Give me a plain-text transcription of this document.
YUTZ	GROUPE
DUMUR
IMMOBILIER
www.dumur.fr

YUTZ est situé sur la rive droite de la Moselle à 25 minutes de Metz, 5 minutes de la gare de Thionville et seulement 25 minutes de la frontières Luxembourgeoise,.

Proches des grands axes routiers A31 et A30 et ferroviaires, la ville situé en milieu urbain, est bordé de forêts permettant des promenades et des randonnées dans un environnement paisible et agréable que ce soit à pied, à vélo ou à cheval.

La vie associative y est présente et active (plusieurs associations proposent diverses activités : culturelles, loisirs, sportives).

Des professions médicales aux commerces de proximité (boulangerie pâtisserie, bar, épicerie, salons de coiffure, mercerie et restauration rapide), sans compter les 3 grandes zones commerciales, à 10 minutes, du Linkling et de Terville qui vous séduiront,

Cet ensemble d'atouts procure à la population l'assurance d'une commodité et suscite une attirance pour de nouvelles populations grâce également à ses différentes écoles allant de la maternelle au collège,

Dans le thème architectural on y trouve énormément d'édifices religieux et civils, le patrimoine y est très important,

________

## Your instructions
Copy, from the material, each line that holds the string "minutes".

## Response to this task
YUTZ est situé sur la rive droite de la Moselle à 25 minutes de Metz, 5 minutes de la gare de Thionville et seulement 25 minutes de la frontières Luxembourgeoise,.
Des professions médicales aux commerces de proximité (boulangerie pâtisserie, bar, épicerie, salons de coiffure, mercerie et restauration rapide), sans compter les 3 grandes zones commerciales, à 10 minutes, du Linkling et de Terville qui vous séduiront,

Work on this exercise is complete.